* [THE EXERCISE]: Gather every line holding the string "Einzüge".
━━ RECORDS SUPPLIED ━━
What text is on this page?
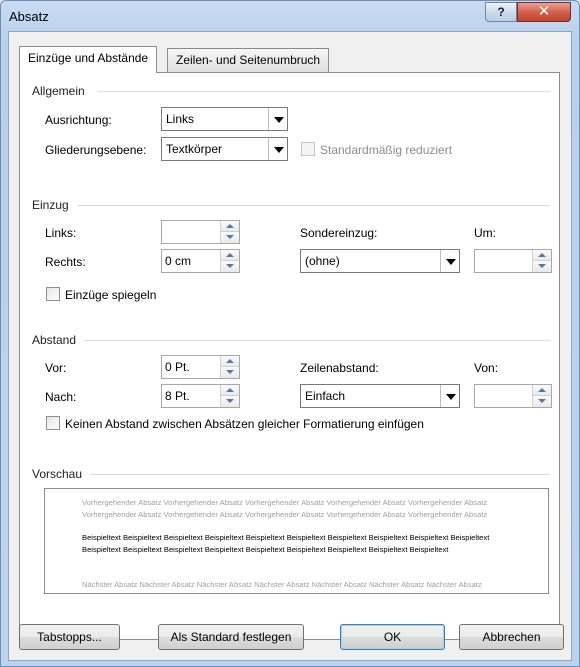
Absatz	?	✕
Einzüge und Abstände	Zeilen- und Seitenumbruch
Allgemein
Ausrichtung:	Links
Gliederungsebene: Textkörper	Standardmäßig reduziert
Einzug
Links:
Rechts:	0 cm
Sondereinzug:
(ohne)
Um:
Einzüge spiegeln
Abstand
Vor:	0 Pt.
Nach:	8 Pt.
Zeilenabstand:
Einfach
Von:
Keinen Abstand zwischen Absätzen gleicher Formatierung einfügen
Vorschau
Vorhergehender Absatz Vorhergehender Absatz Vorhergehender Absatz Vorhergehender Absatz Vorhergehender Absatz Vorhergehender Absatz Vorhergehender Absatz Vorhergehender Absatz Vorhergehender Absatz Vorhergehender Absatz
Beispieltext Beispieltext Beispieltext Beispieltext Beispieltext Beispieltext Beispieltext Beispieltext Beispieltext Beispieltext Beispieltext Beispieltext Beispieltext Beispieltext Beispieltext Beispieltext Beispieltext Beispieltext Beispieltext
Nächster Absatz Nächster Absatz Nächster Absatz Nächster Absatz Nächster Absatz Nächster Absatz Nächster Absatz
Tabstopps...	Als Standard festlegen	OK	Abbrechen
━━━
* [SOLUTION TO THIS PROBLEM]:
Einzüge und Abstände	Zeilen- und Seitenumbruch
Einzüge spiegeln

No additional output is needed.